WHAT TO WORK ON: Look through the entries and report how many lines include the word "placeholder". Give the number alone.
-- begin DATA TO USE --
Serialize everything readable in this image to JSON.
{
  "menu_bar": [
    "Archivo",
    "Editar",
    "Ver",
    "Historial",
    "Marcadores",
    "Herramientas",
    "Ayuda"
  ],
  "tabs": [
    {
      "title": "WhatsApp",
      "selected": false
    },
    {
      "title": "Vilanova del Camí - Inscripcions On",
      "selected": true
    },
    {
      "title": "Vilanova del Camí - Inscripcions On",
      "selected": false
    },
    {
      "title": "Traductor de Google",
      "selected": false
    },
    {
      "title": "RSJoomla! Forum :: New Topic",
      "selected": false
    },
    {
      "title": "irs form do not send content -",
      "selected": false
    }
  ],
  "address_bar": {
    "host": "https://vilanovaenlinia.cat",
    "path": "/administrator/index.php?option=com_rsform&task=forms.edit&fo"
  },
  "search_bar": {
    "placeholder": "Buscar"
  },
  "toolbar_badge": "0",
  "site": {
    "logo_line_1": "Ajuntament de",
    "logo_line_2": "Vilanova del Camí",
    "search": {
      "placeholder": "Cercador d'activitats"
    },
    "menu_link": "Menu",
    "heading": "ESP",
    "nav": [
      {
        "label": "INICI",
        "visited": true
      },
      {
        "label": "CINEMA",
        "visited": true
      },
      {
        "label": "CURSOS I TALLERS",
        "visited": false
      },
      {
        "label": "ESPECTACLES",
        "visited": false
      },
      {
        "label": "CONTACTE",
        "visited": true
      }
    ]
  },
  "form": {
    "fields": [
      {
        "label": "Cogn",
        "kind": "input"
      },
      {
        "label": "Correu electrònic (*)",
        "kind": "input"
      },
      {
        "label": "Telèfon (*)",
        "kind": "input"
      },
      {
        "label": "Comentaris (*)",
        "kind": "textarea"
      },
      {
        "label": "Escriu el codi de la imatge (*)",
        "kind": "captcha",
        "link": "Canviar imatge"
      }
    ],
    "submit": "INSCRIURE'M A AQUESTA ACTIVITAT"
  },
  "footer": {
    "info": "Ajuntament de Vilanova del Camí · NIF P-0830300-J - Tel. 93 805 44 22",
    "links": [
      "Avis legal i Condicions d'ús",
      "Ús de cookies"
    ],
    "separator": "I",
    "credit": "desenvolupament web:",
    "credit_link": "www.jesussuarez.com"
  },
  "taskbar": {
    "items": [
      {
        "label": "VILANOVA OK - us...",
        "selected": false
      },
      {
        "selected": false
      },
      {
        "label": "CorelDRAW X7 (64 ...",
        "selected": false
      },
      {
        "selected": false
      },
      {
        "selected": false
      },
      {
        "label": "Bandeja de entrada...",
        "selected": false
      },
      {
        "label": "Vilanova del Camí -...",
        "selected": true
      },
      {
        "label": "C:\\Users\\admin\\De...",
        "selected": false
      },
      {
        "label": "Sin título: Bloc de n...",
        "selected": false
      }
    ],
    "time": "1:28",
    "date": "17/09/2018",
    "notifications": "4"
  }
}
-- end DATA TO USE --
-- begin DATA TO USE --
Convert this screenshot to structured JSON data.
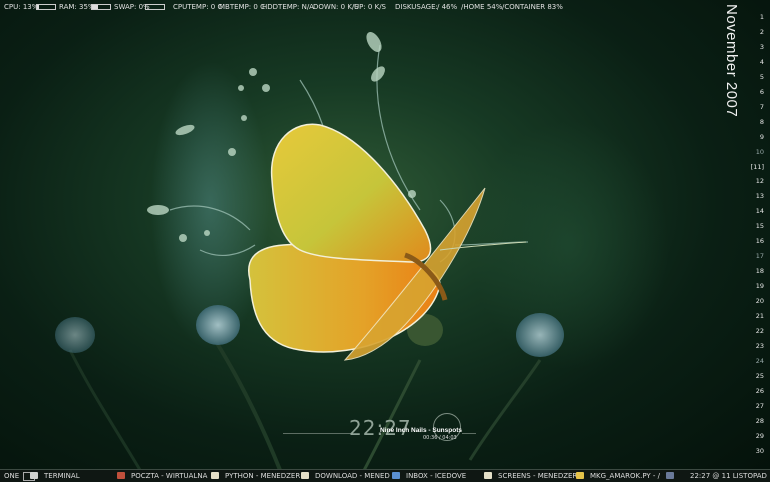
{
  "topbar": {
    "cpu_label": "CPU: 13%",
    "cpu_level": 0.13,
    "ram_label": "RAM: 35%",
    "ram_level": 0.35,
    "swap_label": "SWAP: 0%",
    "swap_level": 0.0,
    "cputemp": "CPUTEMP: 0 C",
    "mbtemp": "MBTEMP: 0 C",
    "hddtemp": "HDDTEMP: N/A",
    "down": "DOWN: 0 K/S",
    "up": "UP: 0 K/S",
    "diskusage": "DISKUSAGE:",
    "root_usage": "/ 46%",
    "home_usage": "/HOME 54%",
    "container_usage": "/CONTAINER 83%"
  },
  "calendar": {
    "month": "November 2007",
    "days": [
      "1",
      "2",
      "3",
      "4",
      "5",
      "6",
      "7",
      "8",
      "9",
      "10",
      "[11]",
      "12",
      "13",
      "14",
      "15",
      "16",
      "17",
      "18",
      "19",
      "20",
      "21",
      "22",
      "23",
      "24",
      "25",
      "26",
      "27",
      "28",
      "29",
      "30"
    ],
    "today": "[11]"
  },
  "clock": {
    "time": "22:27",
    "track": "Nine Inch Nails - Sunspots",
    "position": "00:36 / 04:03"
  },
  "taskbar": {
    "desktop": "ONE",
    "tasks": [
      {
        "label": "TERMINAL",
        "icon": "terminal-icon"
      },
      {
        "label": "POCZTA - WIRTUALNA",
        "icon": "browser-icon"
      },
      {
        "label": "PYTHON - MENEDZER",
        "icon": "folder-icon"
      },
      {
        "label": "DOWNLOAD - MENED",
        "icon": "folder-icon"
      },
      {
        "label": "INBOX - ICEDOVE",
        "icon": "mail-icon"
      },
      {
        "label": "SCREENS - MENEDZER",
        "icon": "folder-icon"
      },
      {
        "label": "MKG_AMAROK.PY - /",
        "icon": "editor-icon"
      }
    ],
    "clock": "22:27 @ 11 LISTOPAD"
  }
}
-- end DATA TO USE --
COMPLETE RESPONSE: 2